**GIVEN EXERCISE:** Search the material for the string "天下大同", then return every line where it is found.

**DATA SHOWN:**
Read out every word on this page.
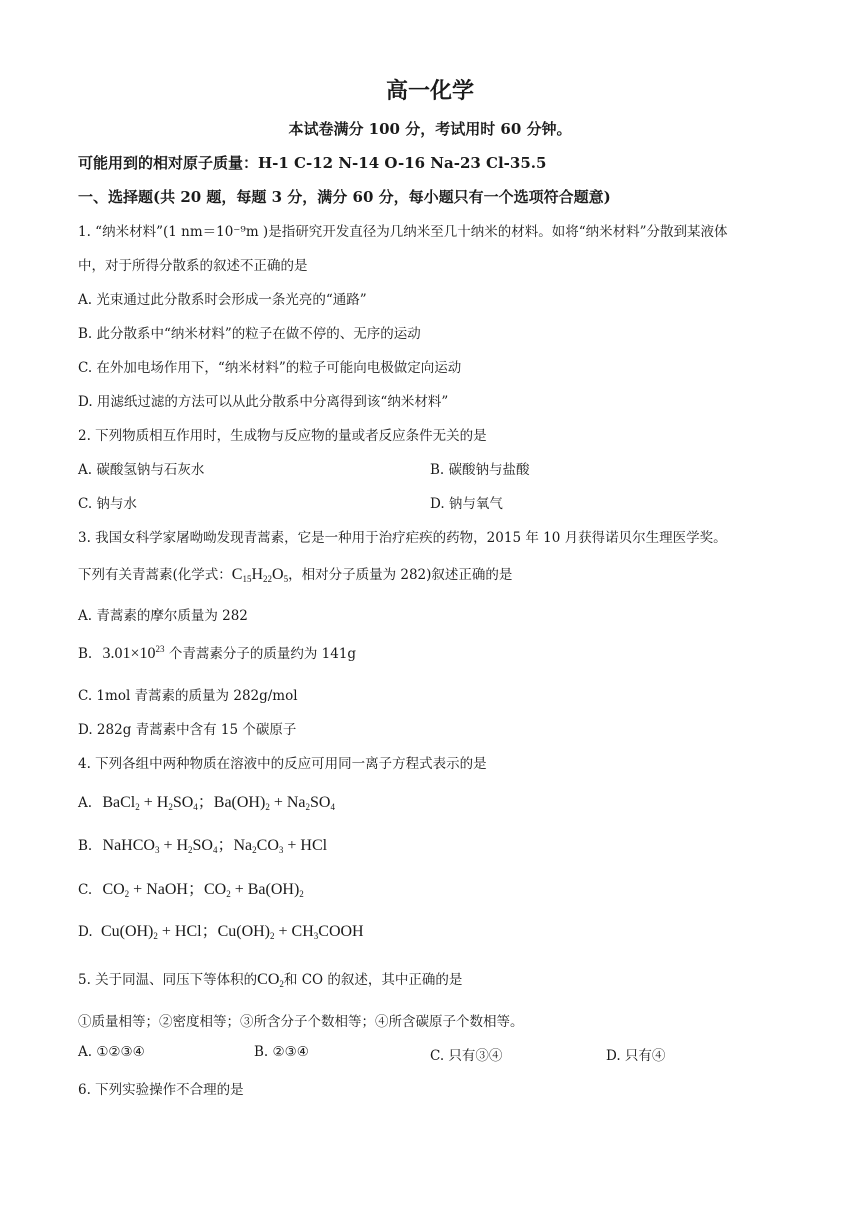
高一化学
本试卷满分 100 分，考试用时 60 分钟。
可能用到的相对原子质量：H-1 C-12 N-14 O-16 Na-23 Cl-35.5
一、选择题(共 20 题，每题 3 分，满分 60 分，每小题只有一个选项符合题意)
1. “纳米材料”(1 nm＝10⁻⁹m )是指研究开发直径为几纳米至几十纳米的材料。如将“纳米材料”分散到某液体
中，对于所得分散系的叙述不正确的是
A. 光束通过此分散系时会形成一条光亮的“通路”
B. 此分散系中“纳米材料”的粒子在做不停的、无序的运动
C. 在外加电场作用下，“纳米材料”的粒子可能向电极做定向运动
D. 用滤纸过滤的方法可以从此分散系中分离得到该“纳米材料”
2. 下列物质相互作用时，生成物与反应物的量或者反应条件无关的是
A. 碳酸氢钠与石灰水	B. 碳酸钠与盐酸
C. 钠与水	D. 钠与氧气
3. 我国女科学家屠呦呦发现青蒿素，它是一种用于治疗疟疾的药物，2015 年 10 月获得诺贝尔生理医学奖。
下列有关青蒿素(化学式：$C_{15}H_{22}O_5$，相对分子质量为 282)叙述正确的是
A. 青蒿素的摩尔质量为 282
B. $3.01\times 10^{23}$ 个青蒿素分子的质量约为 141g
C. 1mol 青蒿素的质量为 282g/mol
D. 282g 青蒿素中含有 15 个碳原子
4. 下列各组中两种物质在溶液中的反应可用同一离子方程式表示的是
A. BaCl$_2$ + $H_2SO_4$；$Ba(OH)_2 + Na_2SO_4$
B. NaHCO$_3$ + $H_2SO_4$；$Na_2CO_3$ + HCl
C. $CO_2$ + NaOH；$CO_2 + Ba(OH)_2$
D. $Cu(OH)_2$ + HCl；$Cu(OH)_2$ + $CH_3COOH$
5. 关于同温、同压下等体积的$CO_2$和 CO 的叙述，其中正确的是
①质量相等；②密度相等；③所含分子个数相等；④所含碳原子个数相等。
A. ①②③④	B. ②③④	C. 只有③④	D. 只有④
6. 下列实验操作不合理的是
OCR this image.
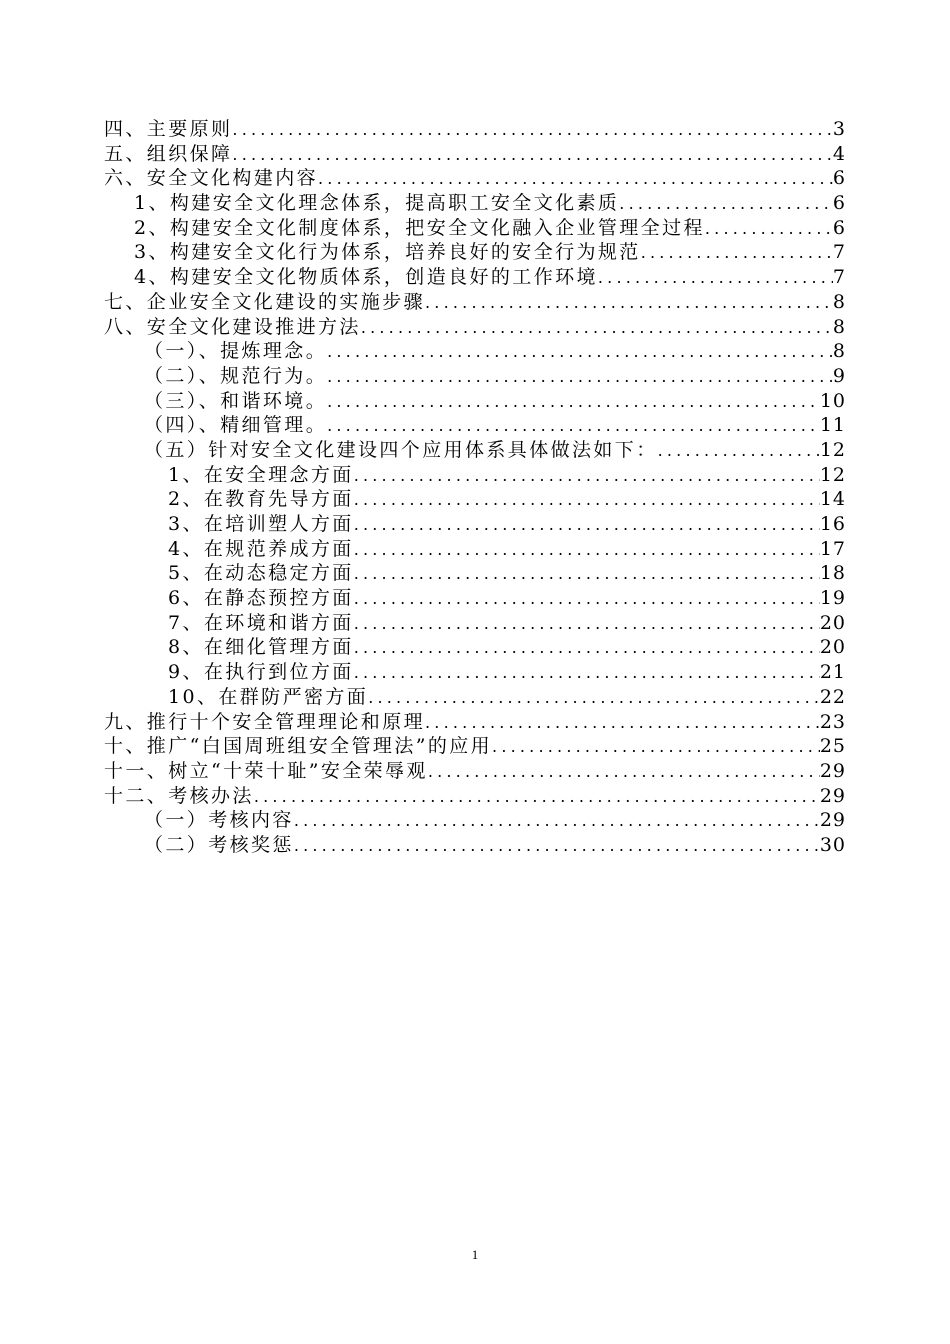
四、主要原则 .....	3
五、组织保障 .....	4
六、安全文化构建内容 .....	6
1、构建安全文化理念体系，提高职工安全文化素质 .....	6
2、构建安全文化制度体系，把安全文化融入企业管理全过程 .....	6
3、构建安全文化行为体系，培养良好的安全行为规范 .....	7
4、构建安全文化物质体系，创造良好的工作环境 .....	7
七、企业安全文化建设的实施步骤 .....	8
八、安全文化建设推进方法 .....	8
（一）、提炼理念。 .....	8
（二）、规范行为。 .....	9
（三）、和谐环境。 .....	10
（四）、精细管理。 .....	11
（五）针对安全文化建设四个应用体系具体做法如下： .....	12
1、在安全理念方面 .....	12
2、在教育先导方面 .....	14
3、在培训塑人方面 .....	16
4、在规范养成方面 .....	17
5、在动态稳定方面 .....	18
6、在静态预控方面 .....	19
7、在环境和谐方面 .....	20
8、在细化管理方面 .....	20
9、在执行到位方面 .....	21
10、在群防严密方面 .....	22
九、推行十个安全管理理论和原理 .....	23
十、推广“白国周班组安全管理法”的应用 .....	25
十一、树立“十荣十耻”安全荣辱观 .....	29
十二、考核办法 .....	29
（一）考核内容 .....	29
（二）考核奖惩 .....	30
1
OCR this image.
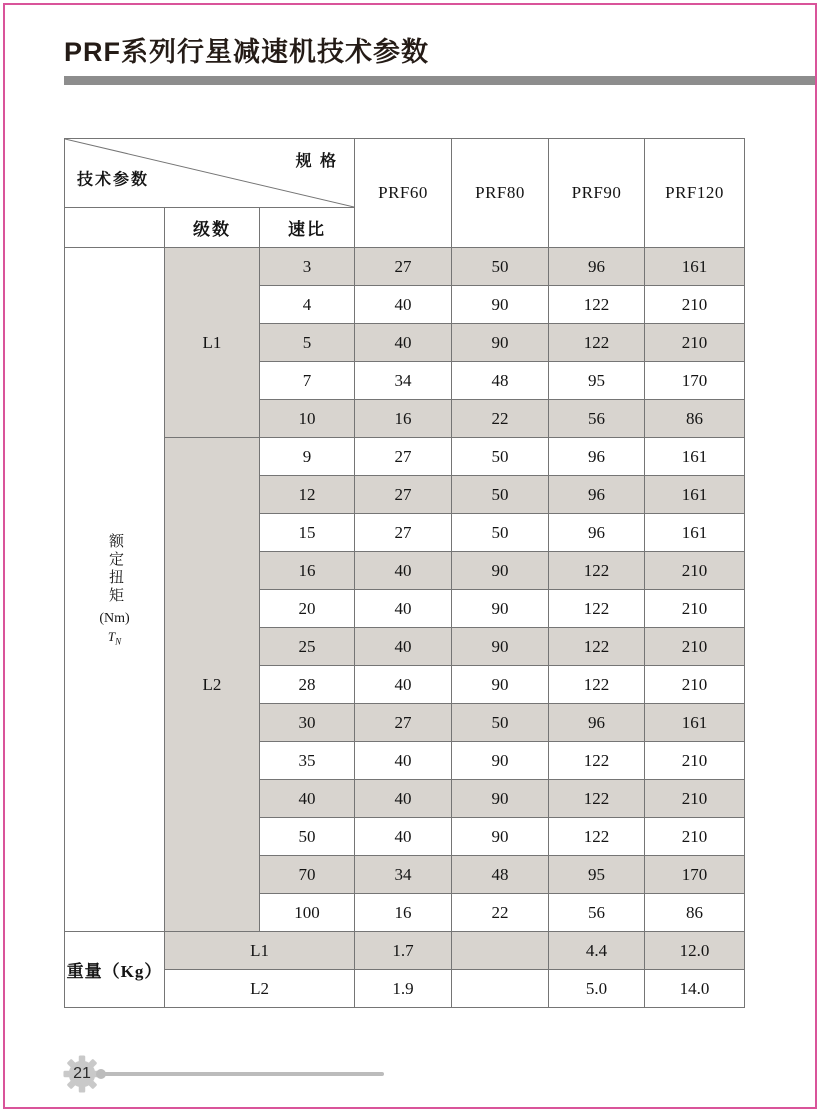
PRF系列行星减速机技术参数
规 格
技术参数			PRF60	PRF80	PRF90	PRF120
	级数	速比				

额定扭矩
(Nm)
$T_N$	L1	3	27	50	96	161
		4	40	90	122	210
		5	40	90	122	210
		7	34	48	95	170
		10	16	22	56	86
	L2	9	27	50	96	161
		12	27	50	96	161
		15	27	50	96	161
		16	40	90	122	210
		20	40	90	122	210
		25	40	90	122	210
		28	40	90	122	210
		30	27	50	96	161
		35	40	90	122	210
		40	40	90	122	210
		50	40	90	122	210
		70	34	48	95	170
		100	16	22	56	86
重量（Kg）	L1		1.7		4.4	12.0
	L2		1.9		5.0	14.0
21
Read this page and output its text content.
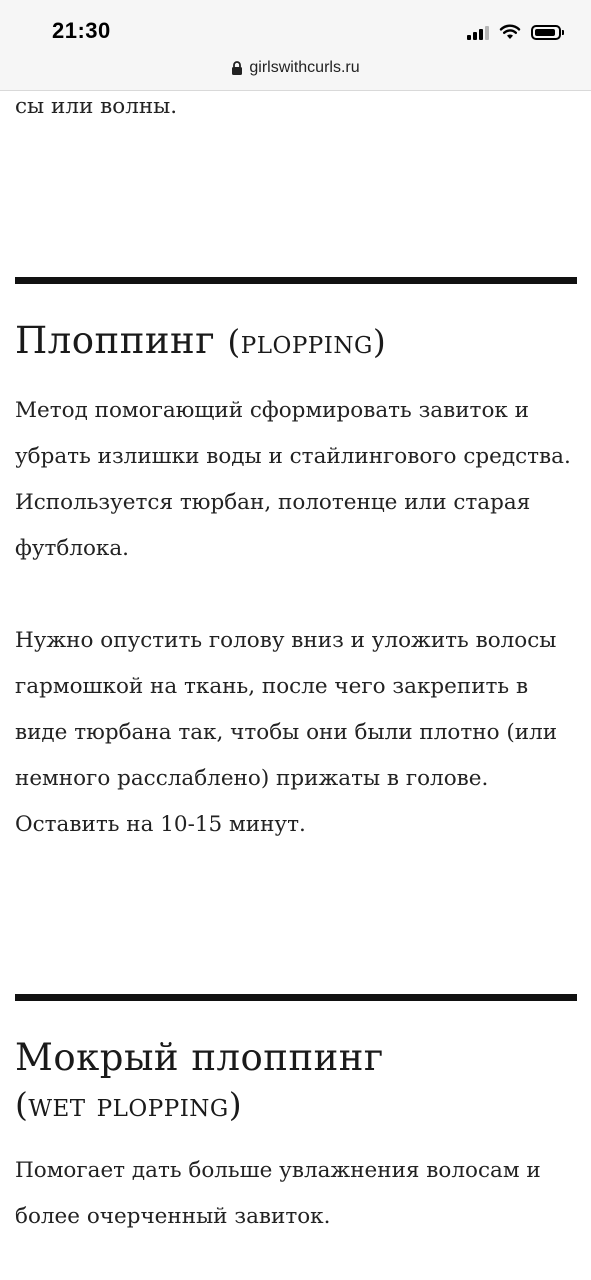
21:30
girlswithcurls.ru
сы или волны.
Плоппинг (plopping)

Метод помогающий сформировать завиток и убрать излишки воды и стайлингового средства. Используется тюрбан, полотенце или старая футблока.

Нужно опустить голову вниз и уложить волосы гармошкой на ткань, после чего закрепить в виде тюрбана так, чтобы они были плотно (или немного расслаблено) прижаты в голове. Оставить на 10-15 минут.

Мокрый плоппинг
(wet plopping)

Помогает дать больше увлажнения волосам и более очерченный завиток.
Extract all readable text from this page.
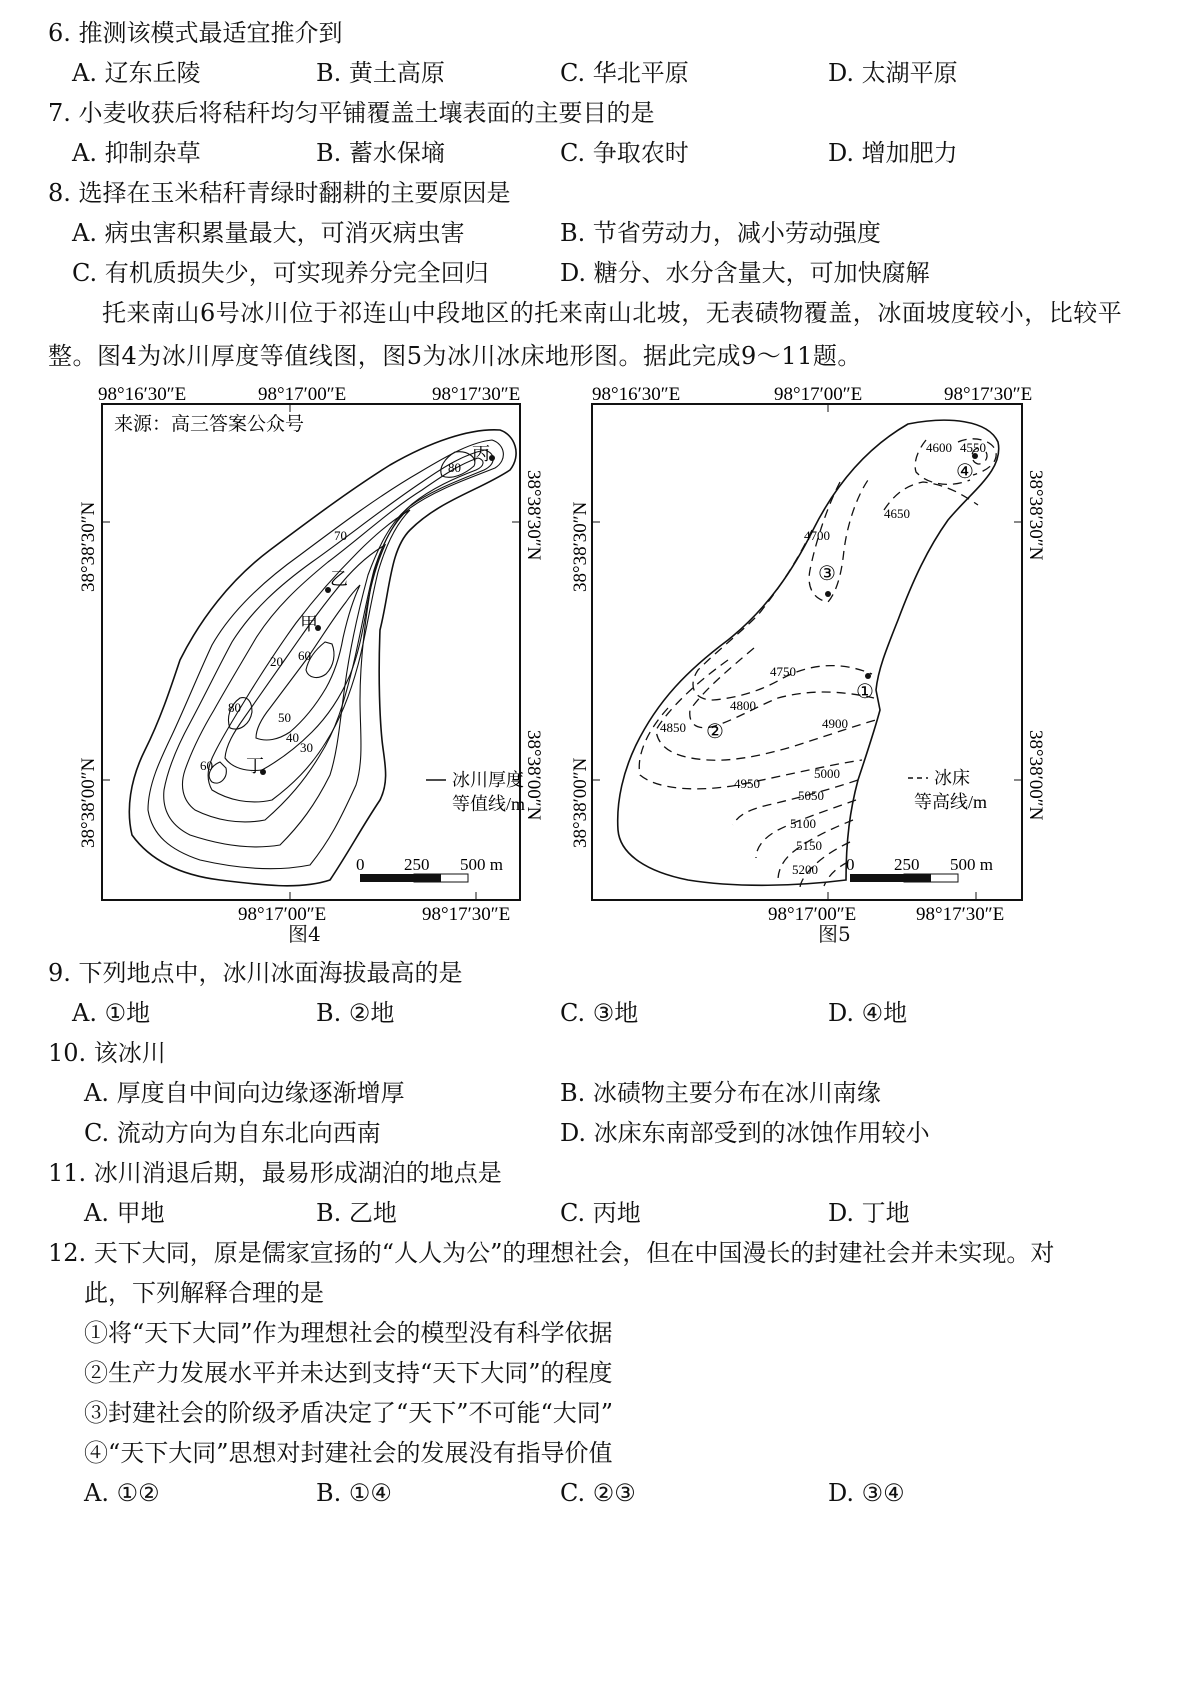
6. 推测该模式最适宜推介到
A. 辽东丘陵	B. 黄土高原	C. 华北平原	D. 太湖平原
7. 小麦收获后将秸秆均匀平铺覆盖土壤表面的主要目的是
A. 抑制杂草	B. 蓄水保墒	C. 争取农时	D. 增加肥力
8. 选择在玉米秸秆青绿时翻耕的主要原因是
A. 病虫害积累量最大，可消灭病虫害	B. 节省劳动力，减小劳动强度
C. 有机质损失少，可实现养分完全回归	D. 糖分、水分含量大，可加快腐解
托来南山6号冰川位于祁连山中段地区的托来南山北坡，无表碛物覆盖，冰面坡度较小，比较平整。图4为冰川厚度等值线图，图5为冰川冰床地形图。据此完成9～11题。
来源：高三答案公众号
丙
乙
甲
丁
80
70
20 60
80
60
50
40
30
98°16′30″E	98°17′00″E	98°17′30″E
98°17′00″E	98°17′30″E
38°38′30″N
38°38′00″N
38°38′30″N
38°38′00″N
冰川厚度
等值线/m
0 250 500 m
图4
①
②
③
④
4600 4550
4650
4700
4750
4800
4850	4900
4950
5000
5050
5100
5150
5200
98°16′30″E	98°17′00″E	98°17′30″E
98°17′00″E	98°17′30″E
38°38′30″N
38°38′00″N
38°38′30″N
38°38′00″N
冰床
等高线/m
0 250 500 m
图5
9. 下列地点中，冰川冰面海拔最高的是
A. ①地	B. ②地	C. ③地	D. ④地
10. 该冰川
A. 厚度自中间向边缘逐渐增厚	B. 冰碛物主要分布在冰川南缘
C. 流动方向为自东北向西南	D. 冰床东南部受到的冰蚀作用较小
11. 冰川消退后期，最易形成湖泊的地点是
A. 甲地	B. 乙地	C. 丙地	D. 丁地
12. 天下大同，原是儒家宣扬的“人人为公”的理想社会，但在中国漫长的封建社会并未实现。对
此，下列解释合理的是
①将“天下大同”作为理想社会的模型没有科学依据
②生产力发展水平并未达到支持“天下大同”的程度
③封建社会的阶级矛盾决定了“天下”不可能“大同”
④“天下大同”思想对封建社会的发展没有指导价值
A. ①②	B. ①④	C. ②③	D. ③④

**WORKED ANSWER:**
12. 天下大同，原是儒家宣扬的“人人为公”的理想社会，但在中国漫长的封建社会并未实现。对
①将“天下大同”作为理想社会的模型没有科学依据
②生产力发展水平并未达到支持“天下大同”的程度
④“天下大同”思想对封建社会的发展没有指导价值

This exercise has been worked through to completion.